■ Dataset excerpts ■
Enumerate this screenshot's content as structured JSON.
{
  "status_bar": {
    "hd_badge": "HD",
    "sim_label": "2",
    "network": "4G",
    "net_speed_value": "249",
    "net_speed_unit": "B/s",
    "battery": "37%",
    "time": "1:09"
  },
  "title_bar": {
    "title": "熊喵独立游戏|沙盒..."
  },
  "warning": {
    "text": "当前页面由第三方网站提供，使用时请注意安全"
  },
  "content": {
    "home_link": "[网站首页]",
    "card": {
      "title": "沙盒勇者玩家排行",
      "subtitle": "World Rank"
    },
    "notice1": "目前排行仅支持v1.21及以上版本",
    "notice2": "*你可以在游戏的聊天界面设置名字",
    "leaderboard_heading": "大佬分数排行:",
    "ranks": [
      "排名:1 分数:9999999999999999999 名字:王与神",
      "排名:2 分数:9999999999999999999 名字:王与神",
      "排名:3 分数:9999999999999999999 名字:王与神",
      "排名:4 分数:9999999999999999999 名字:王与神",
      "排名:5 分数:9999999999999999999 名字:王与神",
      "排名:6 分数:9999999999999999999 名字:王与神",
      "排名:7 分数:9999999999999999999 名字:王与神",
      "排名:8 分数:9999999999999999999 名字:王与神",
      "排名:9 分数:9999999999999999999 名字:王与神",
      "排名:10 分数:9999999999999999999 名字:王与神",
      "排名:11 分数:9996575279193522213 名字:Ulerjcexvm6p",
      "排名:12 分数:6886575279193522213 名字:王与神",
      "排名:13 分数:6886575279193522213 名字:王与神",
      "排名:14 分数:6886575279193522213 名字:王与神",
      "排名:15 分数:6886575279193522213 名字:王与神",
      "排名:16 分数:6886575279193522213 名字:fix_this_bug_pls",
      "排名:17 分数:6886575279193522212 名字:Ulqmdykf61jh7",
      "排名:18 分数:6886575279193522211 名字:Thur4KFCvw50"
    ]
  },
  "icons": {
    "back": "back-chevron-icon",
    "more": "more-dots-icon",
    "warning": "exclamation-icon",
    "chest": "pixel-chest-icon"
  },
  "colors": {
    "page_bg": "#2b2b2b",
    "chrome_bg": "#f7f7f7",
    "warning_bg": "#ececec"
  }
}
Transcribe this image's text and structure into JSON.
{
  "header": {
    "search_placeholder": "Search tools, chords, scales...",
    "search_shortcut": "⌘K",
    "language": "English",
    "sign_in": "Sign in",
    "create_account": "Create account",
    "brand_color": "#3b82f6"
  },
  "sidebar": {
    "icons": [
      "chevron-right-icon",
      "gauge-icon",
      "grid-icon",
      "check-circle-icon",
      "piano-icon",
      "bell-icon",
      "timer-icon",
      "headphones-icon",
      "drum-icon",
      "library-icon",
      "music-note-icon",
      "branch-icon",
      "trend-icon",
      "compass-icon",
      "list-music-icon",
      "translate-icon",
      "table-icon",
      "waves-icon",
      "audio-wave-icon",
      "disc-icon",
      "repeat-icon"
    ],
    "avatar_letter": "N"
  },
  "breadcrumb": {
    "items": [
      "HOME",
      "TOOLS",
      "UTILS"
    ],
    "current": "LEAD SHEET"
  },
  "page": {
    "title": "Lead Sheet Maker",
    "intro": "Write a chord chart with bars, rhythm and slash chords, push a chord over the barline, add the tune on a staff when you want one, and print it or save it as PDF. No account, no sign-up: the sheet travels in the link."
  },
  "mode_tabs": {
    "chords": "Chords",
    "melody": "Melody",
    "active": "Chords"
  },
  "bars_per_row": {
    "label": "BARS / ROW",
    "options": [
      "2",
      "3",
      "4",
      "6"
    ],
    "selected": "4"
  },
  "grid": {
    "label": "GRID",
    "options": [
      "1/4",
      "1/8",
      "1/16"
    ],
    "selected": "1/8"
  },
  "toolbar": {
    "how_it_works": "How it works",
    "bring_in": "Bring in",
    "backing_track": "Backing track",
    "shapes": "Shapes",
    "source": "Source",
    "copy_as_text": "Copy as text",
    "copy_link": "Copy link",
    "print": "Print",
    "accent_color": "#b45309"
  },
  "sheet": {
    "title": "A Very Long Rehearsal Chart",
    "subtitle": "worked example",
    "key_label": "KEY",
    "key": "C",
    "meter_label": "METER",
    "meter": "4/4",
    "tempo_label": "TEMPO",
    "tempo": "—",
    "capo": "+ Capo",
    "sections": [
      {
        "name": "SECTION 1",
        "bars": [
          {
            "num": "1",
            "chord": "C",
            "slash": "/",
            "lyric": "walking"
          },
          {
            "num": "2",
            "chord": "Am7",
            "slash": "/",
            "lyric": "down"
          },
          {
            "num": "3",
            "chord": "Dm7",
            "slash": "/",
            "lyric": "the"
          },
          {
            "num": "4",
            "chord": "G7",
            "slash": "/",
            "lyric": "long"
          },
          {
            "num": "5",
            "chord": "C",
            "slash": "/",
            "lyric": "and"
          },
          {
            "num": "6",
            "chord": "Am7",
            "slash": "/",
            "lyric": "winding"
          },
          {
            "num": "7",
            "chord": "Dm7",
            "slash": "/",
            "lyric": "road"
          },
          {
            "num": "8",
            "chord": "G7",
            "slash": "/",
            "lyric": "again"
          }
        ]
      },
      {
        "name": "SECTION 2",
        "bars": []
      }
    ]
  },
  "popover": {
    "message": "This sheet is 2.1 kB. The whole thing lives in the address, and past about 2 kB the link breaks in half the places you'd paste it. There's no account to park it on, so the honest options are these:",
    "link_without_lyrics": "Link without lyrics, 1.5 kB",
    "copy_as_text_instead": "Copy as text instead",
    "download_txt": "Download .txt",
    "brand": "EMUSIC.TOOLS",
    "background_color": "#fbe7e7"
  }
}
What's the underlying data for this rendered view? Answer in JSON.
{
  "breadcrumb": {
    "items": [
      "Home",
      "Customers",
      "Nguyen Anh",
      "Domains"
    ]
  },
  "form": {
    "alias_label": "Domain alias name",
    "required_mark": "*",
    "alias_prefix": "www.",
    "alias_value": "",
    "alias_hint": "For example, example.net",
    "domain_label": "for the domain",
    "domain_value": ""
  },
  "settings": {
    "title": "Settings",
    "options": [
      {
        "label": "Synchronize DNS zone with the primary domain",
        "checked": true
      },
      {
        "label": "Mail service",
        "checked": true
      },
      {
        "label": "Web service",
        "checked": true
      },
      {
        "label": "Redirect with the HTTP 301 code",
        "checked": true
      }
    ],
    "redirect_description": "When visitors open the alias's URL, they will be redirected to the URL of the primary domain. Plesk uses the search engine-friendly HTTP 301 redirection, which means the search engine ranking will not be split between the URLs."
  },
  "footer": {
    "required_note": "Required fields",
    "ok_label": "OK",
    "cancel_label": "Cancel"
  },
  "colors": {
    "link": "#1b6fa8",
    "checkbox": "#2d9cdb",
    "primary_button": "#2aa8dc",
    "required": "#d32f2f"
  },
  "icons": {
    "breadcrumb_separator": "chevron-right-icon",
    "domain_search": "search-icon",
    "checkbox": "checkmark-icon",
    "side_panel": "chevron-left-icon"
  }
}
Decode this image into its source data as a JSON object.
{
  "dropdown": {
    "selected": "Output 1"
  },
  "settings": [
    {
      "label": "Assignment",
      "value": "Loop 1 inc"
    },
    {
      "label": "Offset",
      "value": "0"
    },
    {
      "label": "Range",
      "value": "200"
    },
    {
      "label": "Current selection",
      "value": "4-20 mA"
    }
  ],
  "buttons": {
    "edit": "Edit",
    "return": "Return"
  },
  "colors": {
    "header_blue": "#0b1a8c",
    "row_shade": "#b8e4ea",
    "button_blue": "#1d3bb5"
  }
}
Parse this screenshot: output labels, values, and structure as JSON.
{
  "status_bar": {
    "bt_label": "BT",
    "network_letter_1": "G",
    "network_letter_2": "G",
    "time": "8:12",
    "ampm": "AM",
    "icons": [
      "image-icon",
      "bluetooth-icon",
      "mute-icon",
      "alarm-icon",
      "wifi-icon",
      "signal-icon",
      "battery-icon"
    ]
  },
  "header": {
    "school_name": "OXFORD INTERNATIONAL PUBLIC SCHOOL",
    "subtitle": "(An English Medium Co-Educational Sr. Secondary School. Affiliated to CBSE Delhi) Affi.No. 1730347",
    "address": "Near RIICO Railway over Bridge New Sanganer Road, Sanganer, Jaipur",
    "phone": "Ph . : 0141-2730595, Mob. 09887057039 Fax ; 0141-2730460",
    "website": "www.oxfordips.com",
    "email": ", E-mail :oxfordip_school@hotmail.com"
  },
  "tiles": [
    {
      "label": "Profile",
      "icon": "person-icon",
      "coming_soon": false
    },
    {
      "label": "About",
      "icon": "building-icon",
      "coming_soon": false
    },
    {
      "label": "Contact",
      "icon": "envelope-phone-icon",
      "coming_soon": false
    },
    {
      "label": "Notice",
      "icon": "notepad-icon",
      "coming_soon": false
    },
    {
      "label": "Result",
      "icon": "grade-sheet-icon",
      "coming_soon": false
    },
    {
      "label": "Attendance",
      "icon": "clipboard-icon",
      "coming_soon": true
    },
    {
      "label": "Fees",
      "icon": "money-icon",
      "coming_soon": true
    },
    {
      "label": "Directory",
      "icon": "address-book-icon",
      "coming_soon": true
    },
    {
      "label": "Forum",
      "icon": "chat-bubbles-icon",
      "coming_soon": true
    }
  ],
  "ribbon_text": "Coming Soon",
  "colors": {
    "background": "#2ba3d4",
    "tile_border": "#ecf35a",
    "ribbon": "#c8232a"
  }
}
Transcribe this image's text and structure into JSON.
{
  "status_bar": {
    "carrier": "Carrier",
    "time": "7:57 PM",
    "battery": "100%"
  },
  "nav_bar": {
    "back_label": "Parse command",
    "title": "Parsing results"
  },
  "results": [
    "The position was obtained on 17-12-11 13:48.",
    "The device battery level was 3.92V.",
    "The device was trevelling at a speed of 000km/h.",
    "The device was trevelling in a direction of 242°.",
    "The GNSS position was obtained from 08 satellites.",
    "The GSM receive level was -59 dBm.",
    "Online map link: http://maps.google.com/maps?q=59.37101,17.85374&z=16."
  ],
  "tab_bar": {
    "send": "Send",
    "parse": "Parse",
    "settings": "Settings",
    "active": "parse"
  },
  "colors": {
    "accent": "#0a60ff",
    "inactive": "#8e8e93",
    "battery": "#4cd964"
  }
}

■ Your objective ■
Go through the records and pull out each line that includes the word "print".

■ Full answer ■
    "intro": "Write a chord chart with bars, rhythm and slash chords, push a chord over the barline, add the tune on a staff when you want one, and print it or save it as PDF. No account, no sign-up: the sheet travels in the link."
    "print": "Print",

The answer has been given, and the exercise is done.